### Given task
Search the data for the string "NUMBER" and extract every line where it appears.

### Input for this task

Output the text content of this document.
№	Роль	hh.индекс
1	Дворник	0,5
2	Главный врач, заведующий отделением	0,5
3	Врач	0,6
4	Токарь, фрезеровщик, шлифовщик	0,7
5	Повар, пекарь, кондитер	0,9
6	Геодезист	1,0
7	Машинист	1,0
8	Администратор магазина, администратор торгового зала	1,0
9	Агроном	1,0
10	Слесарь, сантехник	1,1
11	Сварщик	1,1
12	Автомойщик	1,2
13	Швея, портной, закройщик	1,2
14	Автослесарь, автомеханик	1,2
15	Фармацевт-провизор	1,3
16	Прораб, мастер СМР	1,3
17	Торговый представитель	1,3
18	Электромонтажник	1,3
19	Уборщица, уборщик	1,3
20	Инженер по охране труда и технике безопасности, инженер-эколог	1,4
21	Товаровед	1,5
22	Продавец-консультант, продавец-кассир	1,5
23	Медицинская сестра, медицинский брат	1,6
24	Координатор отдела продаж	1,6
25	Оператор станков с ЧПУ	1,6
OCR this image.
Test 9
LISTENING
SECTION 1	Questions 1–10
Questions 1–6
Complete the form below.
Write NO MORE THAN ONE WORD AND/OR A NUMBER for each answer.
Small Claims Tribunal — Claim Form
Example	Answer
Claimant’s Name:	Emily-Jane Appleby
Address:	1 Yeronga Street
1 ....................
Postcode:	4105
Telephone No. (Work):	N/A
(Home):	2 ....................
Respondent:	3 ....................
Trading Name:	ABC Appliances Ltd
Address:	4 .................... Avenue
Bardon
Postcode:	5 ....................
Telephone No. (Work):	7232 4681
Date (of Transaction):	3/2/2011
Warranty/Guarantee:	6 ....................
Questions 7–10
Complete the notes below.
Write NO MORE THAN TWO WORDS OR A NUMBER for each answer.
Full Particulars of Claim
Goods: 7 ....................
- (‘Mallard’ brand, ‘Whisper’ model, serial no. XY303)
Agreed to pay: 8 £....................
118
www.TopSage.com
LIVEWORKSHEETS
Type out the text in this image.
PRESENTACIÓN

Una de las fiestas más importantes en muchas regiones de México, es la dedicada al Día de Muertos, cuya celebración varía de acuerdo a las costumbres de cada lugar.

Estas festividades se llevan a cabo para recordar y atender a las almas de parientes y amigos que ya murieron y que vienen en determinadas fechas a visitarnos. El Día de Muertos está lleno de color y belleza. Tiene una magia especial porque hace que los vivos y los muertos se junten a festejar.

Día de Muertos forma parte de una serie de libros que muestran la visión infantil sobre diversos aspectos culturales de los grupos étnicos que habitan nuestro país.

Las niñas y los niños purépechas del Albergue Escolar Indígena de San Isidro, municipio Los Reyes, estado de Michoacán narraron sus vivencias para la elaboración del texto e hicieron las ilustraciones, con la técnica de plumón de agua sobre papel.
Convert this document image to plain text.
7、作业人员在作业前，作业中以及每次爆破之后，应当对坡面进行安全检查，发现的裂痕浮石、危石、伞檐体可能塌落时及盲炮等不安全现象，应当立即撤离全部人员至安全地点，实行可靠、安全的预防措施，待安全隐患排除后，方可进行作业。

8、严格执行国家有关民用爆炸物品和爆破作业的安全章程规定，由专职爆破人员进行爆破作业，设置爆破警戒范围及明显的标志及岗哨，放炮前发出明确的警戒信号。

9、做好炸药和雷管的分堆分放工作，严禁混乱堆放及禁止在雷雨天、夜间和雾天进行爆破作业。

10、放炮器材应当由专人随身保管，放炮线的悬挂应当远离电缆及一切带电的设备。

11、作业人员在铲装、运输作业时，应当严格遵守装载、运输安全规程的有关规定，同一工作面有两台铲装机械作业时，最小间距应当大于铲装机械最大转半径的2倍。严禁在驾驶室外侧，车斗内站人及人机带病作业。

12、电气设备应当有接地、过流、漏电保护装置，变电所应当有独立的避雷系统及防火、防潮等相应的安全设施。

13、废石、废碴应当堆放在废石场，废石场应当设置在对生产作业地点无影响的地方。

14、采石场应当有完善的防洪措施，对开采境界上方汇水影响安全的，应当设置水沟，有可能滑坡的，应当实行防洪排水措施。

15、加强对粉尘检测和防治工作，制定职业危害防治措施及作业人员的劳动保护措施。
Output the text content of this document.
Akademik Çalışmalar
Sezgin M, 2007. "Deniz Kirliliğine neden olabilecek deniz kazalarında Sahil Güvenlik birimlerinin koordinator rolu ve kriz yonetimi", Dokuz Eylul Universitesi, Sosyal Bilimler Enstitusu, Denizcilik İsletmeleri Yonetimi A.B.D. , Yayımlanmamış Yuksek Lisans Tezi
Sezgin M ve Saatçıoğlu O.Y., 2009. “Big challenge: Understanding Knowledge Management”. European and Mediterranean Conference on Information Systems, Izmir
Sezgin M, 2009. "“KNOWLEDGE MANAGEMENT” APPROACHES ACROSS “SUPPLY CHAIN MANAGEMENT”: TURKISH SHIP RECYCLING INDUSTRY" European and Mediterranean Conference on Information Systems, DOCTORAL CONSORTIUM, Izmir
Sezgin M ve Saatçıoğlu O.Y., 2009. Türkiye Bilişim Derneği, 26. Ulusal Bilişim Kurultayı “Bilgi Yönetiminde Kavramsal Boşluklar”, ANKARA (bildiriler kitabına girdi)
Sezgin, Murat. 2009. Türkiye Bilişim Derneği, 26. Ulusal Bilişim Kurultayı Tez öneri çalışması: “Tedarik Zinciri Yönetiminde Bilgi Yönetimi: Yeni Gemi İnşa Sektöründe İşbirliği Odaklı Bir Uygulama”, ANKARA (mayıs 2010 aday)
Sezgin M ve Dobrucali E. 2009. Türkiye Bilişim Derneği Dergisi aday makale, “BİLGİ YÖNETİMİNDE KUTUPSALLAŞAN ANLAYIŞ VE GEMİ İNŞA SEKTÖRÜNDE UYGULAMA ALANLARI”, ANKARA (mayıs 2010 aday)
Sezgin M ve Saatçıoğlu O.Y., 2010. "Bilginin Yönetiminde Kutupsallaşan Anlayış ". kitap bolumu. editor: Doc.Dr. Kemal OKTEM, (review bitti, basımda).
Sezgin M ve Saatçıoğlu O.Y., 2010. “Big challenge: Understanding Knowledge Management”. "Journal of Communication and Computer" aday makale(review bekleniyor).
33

### Written answer
Write NO MORE THAN ONE WORD AND/OR A NUMBER for each answer.
Write NO MORE THAN TWO WORDS OR A NUMBER for each answer.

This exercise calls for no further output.